Using the records below, locate all lines containing "вообще" and return them.

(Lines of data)
◆ ◆ ◆ ◆ ◆

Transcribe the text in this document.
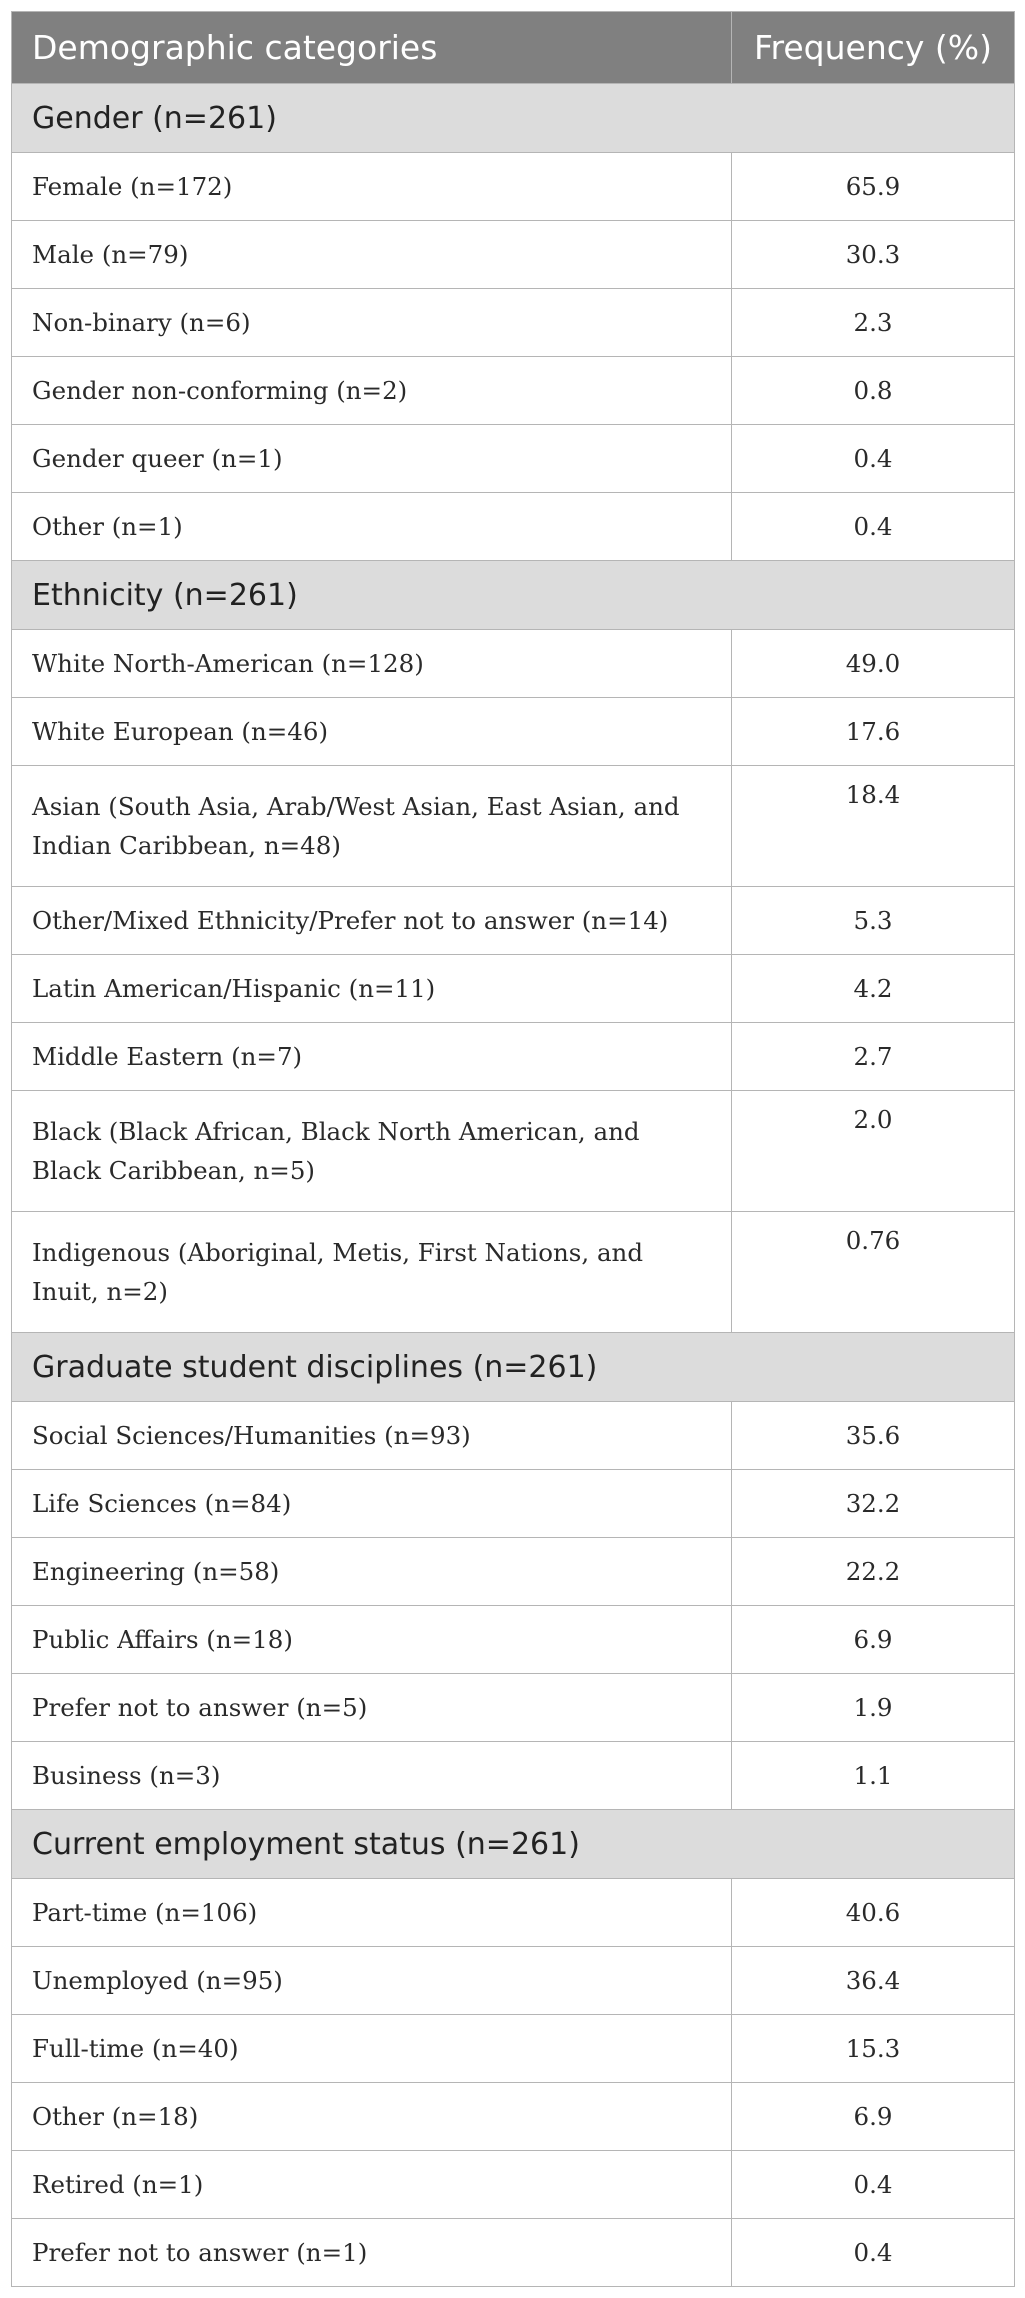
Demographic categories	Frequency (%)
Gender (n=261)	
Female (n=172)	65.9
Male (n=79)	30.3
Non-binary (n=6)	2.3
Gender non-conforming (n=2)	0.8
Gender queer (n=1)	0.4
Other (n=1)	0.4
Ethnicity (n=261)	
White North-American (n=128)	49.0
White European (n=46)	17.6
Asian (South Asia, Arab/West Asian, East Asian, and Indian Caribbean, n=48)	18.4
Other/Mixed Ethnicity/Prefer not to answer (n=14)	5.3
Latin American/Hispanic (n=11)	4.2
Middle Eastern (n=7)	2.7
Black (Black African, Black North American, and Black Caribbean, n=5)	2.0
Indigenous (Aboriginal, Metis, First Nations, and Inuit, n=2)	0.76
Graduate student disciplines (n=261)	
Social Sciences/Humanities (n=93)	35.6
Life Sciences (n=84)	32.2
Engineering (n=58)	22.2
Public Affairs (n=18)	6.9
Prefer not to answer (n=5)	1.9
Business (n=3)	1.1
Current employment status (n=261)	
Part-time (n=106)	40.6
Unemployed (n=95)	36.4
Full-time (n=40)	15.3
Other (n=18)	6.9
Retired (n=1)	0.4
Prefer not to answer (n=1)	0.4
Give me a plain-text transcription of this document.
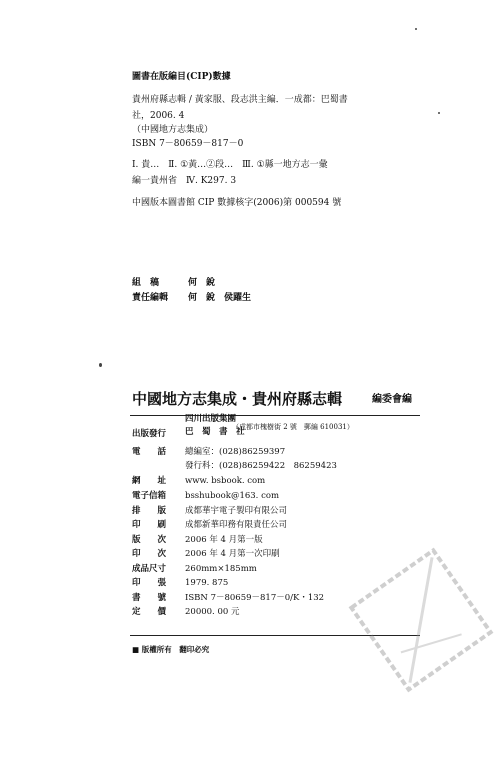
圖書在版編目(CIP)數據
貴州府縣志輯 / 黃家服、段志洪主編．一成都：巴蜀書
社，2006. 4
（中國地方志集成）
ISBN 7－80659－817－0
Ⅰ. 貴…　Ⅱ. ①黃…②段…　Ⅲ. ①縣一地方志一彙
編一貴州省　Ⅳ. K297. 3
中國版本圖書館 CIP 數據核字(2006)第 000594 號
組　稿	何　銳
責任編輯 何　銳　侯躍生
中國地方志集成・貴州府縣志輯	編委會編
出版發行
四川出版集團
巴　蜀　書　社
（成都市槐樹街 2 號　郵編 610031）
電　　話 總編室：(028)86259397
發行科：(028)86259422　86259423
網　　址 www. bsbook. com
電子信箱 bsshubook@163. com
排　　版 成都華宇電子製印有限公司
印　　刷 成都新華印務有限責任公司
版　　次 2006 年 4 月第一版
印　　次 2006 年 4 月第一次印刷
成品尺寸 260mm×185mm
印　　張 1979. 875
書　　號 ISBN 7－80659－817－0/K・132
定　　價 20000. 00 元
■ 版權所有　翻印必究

◆ ◆ ◆ ◆ ◆

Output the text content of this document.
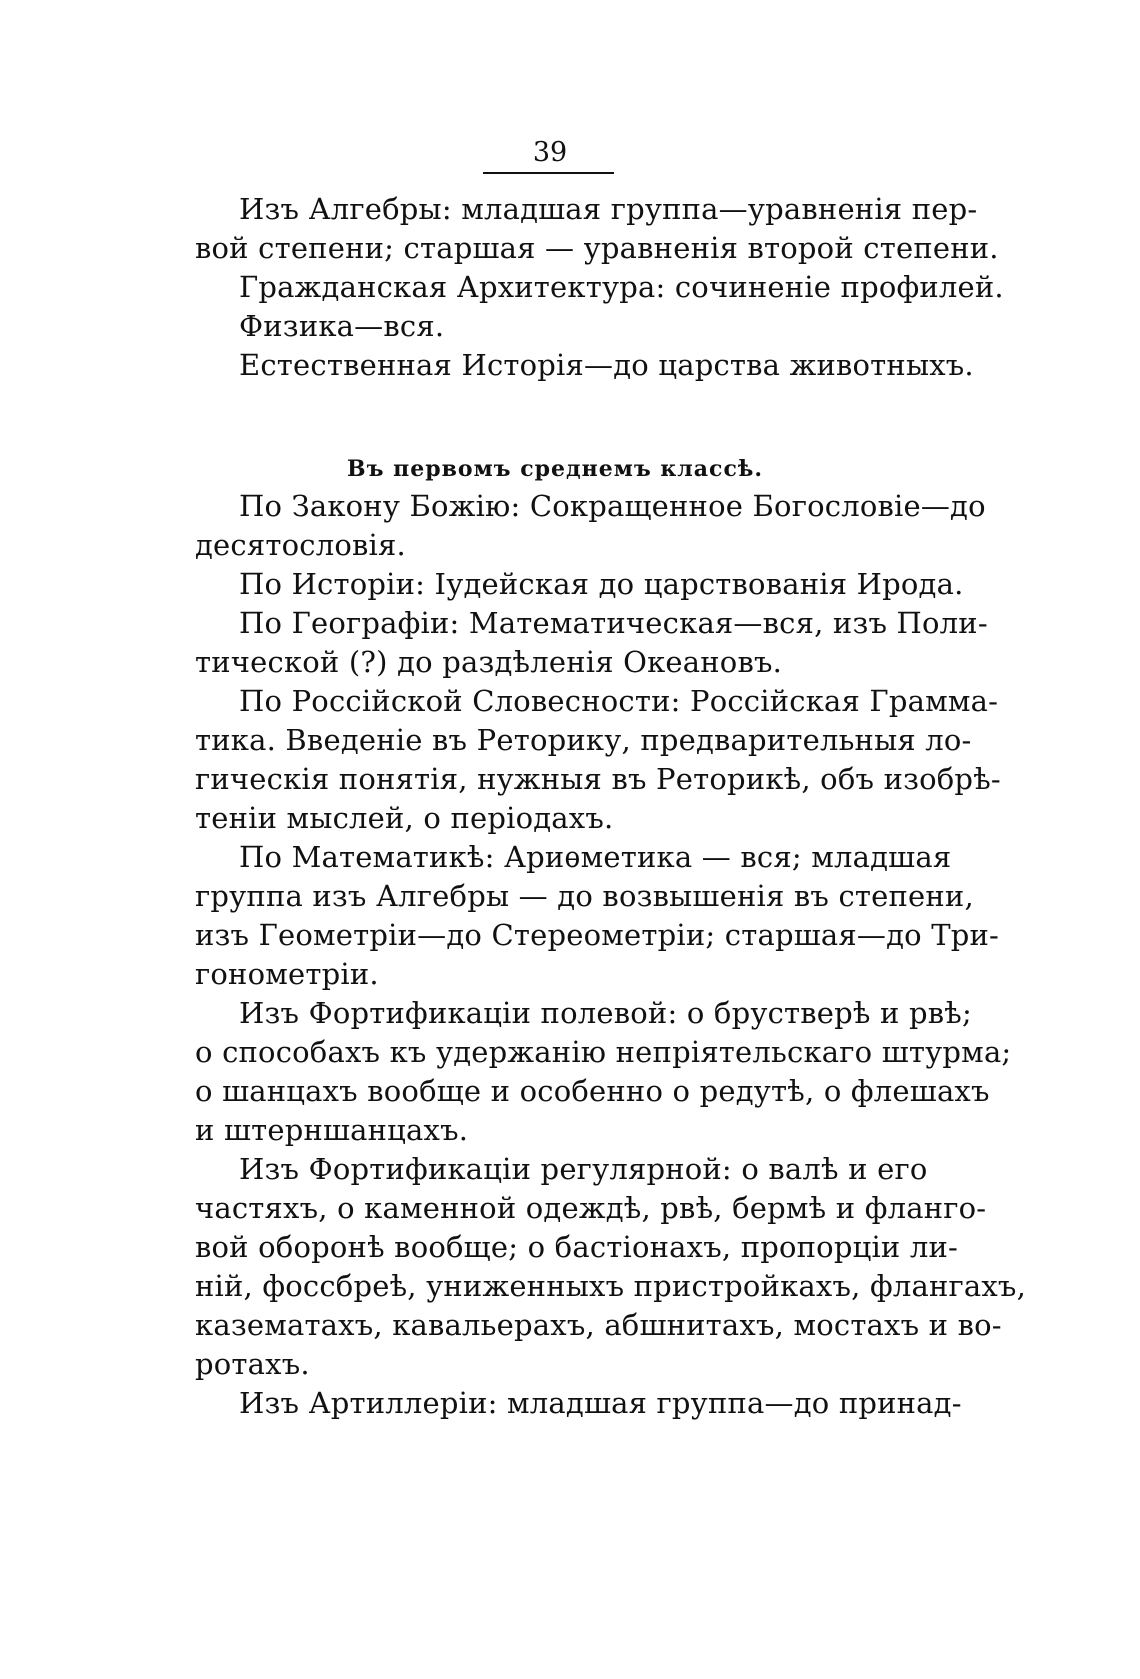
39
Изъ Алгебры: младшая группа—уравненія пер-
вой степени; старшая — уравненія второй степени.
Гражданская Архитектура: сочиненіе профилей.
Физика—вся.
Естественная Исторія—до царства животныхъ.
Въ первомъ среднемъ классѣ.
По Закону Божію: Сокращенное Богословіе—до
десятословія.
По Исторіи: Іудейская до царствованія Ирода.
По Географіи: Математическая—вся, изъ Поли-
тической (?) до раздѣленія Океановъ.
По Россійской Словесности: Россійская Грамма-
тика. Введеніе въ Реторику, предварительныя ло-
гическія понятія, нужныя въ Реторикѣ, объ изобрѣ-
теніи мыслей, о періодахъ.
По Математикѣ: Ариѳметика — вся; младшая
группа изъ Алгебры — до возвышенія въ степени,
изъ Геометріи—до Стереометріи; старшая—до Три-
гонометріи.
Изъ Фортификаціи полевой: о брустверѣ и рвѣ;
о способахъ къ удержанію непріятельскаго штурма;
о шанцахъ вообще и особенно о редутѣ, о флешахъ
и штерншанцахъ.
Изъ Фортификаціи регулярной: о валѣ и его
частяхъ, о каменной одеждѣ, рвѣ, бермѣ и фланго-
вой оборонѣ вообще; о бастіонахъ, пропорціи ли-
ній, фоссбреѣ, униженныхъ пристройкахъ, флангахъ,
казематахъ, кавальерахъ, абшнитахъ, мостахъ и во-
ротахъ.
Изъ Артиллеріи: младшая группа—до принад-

◆ ◆ ◆ ◆ ◆

» **The answer**
о шанцахъ вообще и особенно о редутѣ, о флешахъ
вой оборонѣ вообще; о бастіонахъ, пропорціи ли-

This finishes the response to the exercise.